Listed entries:
»»

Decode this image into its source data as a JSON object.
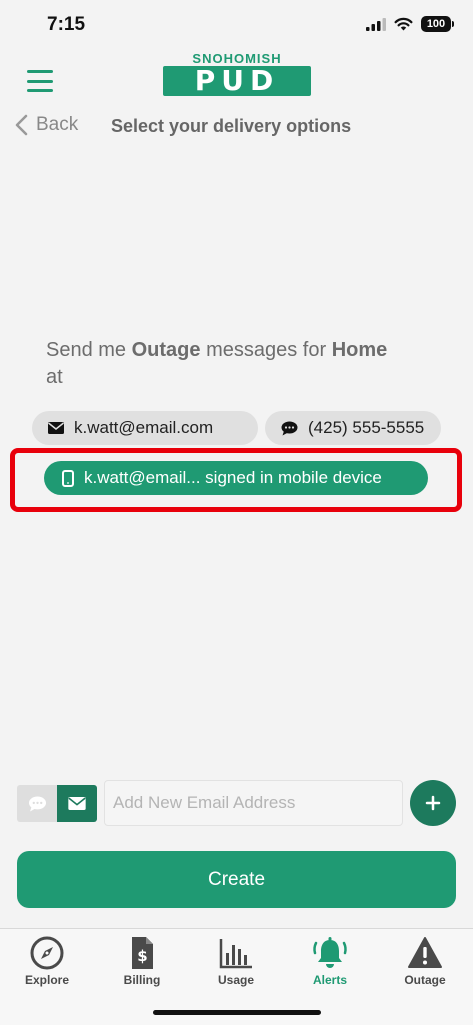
{
  "status": {
    "time": "7:15",
    "battery": "100"
  },
  "logo": {
    "top": "SNOHOMISH",
    "main": "PUD"
  },
  "nav": {
    "back_label": "Back",
    "title": "Select your delivery options"
  },
  "message": {
    "prefix": "Send me ",
    "alert_type": "Outage",
    "middle": " messages for ",
    "location": "Home",
    "suffix": "at"
  },
  "delivery": {
    "email": "k.watt@email.com",
    "phone": "(425) 555-5555",
    "device": "k.watt@email... signed in mobile device"
  },
  "compose": {
    "placeholder": "Add New Email Address",
    "create_label": "Create"
  },
  "tabs": [
    {
      "label": "Explore",
      "icon": "compass-icon"
    },
    {
      "label": "Billing",
      "icon": "bill-icon"
    },
    {
      "label": "Usage",
      "icon": "bar-chart-icon"
    },
    {
      "label": "Alerts",
      "icon": "bell-icon",
      "active": true
    },
    {
      "label": "Outage",
      "icon": "warning-icon"
    }
  ],
  "colors": {
    "brand": "#1f9a73",
    "brand_dark": "#1d7a5d",
    "highlight": "#e8000b"
  }
}
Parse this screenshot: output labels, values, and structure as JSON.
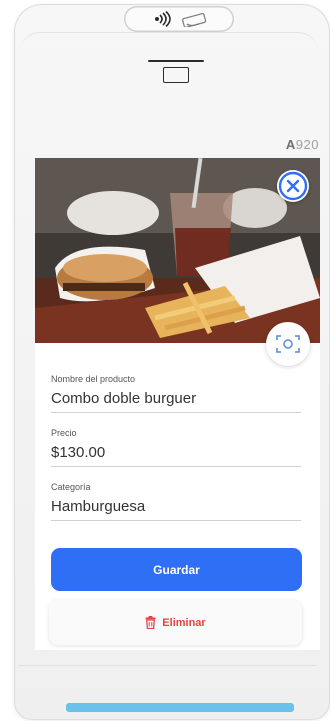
{
  "device": {
    "model_prefix": "A",
    "model_number": "920"
  },
  "form": {
    "product_name_label": "Nombre del producto",
    "product_name_value": "Combo doble burguer",
    "price_label": "Precio",
    "price_value": "$130.00",
    "category_label": "Categoría",
    "category_value": "Hamburguesa"
  },
  "actions": {
    "save_label": "Guardar",
    "delete_label": "Eliminar"
  },
  "colors": {
    "primary": "#2f6ff5",
    "danger": "#e04545",
    "accent_bar": "#6ac2ea"
  },
  "icons": {
    "contactless": "contactless-icon",
    "printer": "printer-icon",
    "close": "close-icon",
    "camera": "camera-icon",
    "trash": "trash-icon"
  }
}
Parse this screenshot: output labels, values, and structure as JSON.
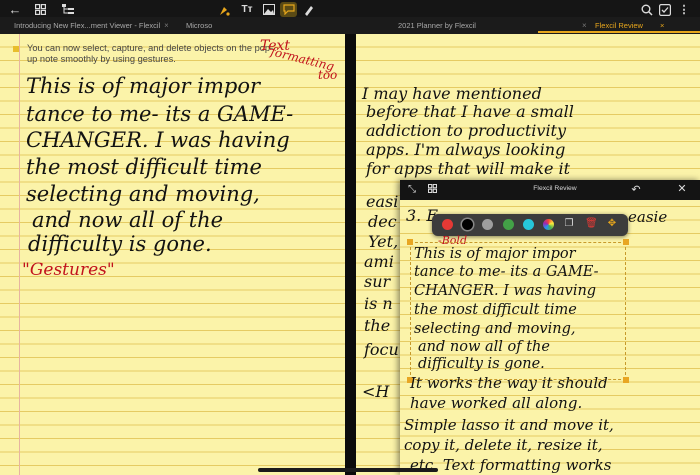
{
  "tabs": [
    {
      "label": "Introducing New Flex...ment Viewer - Flexcil",
      "close": "×"
    },
    {
      "label": "Microso",
      "close": ""
    },
    {
      "label": "2021 Planner by Flexcil",
      "close": "×"
    },
    {
      "label": "Flexcil Review",
      "close": "×"
    }
  ],
  "left_note": {
    "tip": "You can now select, capture, and delete objects on the pop-up note smoothly by using gestures.",
    "handwriting": [
      "This is of major impor",
      "tance to me- its a GAME-",
      "CHANGER. I was having",
      "the most difficult time",
      "selecting and moving,",
      "and now all of the",
      "difficulty is gone."
    ],
    "red_annotation": "\"Gestures\"",
    "red_margin_note": [
      "Text",
      "formatting",
      "too"
    ]
  },
  "right_note": {
    "handwriting": [
      "I may have mentioned",
      "before that I have a small",
      "addiction to productivity",
      "apps. I'm always looking",
      "for apps that will make it",
      "easi",
      "dec",
      "Yet,",
      "ami",
      "sur",
      "is n",
      "the",
      "focu",
      "<H"
    ],
    "popup_partial_line": "3. E",
    "popup_partial_tail": "easie",
    "bold_label": "-Bold"
  },
  "popup": {
    "title": "Flexcil Review",
    "selection_text": [
      "This is of major impor",
      "tance to me- its a GAME-",
      "CHANGER. I was having",
      "the most difficult time",
      "selecting and moving,",
      "and now all of the",
      "difficulty is gone."
    ],
    "continued_text": [
      "It works the way it should",
      "have worked all along.",
      "Simple lasso it and move it,",
      "copy it, delete it, resize it,",
      "etc. Text formatting works"
    ]
  },
  "colors": {
    "accent": "#e7a61c",
    "paper": "#fbf3a9",
    "ink_red": "#c1121c",
    "swatches": [
      "#e53935",
      "#000000",
      "#9e9e9e",
      "#43a047",
      "#26c6da"
    ]
  },
  "icons": {
    "top_left": [
      "back-arrow",
      "grid",
      "file-tree"
    ],
    "left_tools": [
      "pen-tool",
      "text-tool",
      "image-tool",
      "comment-tool",
      "pencil-tool"
    ],
    "top_right": [
      "search",
      "checklist",
      "more"
    ],
    "popup": [
      "collapse",
      "grid",
      "undo",
      "close"
    ]
  }
}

««

Problem statement: The data above needs to be retyped exactly, with the images left out.

Answer to the problem:
Decode this image into its source data as a JSON object.
{
  "status": {
    "time": "7:15",
    "battery": "100"
  },
  "logo": {
    "top": "SNOHOMISH",
    "main": "PUD"
  },
  "nav": {
    "back_label": "Back",
    "title": "Select your delivery options"
  },
  "message": {
    "prefix": "Send me ",
    "alert_type": "Outage",
    "middle": " messages for ",
    "location": "Home",
    "suffix": "at"
  },
  "delivery": {
    "email": "k.watt@email.com",
    "phone": "(425) 555-5555",
    "device": "k.watt@email... signed in mobile device"
  },
  "compose": {
    "placeholder": "Add New Email Address",
    "create_label": "Create"
  },
  "tabs": [
    {
      "label": "Explore",
      "icon": "compass-icon"
    },
    {
      "label": "Billing",
      "icon": "bill-icon"
    },
    {
      "label": "Usage",
      "icon": "bar-chart-icon"
    },
    {
      "label": "Alerts",
      "icon": "bell-icon",
      "active": true
    },
    {
      "label": "Outage",
      "icon": "warning-icon"
    }
  ],
  "colors": {
    "brand": "#1f9a73",
    "brand_dark": "#1d7a5d",
    "highlight": "#e8000b"
  }
}
Parse this screenshot: output labels, values, and structure as JSON.
{
  "device": {
    "model_prefix": "A",
    "model_number": "920"
  },
  "form": {
    "product_name_label": "Nombre del producto",
    "product_name_value": "Combo doble burguer",
    "price_label": "Precio",
    "price_value": "$130.00",
    "category_label": "Categoría",
    "category_value": "Hamburguesa"
  },
  "actions": {
    "save_label": "Guardar",
    "delete_label": "Eliminar"
  },
  "colors": {
    "primary": "#2f6ff5",
    "danger": "#e04545",
    "accent_bar": "#6ac2ea"
  },
  "icons": {
    "contactless": "contactless-icon",
    "printer": "printer-icon",
    "close": "close-icon",
    "camera": "camera-icon",
    "trash": "trash-icon"
  }
}
Parse this screenshot: output labels, values, and structure as JSON.
{
  "tabs": [
    {
      "label": "Introducing New Flex...ment Viewer - Flexcil",
      "close": "×"
    },
    {
      "label": "Microso",
      "close": ""
    },
    {
      "label": "2021 Planner by Flexcil",
      "close": "×"
    },
    {
      "label": "Flexcil Review",
      "close": "×"
    }
  ],
  "left_note": {
    "tip": "You can now select, capture, and delete objects on the pop-up note smoothly by using gestures.",
    "handwriting": [
      "This is of major impor",
      "tance to me- its a GAME-",
      "CHANGER. I was having",
      "the most difficult time",
      "selecting and moving,",
      "and now all of the",
      "difficulty is gone."
    ],
    "red_annotation": "\"Gestures\"",
    "red_margin_note": [
      "Text",
      "formatting",
      "too"
    ]
  },
  "right_note": {
    "handwriting": [
      "I may have mentioned",
      "before that I have a small",
      "addiction to productivity",
      "apps. I'm always looking",
      "for apps that will make it",
      "easi",
      "dec",
      "Yet,",
      "ami",
      "sur",
      "is n",
      "the",
      "focu",
      "<H"
    ],
    "popup_partial_line": "3. E",
    "popup_partial_tail": "easie",
    "bold_label": "-Bold"
  },
  "popup": {
    "title": "Flexcil Review",
    "selection_text": [
      "This is of major impor",
      "tance to me- its a GAME-",
      "CHANGER. I was having",
      "the most difficult time",
      "selecting and moving,",
      "and now all of the",
      "difficulty is gone."
    ],
    "continued_text": [
      "It works the way it should",
      "have worked all along.",
      "Simple lasso it and move it,",
      "copy it, delete it, resize it,",
      "etc. Text formatting works"
    ]
  },
  "colors": {
    "accent": "#e7a61c",
    "paper": "#fbf3a9",
    "ink_red": "#c1121c",
    "swatches": [
      "#e53935",
      "#000000",
      "#9e9e9e",
      "#43a047",
      "#26c6da"
    ]
  },
  "icons": {
    "top_left": [
      "back-arrow",
      "grid",
      "file-tree"
    ],
    "left_tools": [
      "pen-tool",
      "text-tool",
      "image-tool",
      "comment-tool",
      "pencil-tool"
    ],
    "top_right": [
      "search",
      "checklist",
      "more"
    ],
    "popup": [
      "collapse",
      "grid",
      "undo",
      "close"
    ]
  }
}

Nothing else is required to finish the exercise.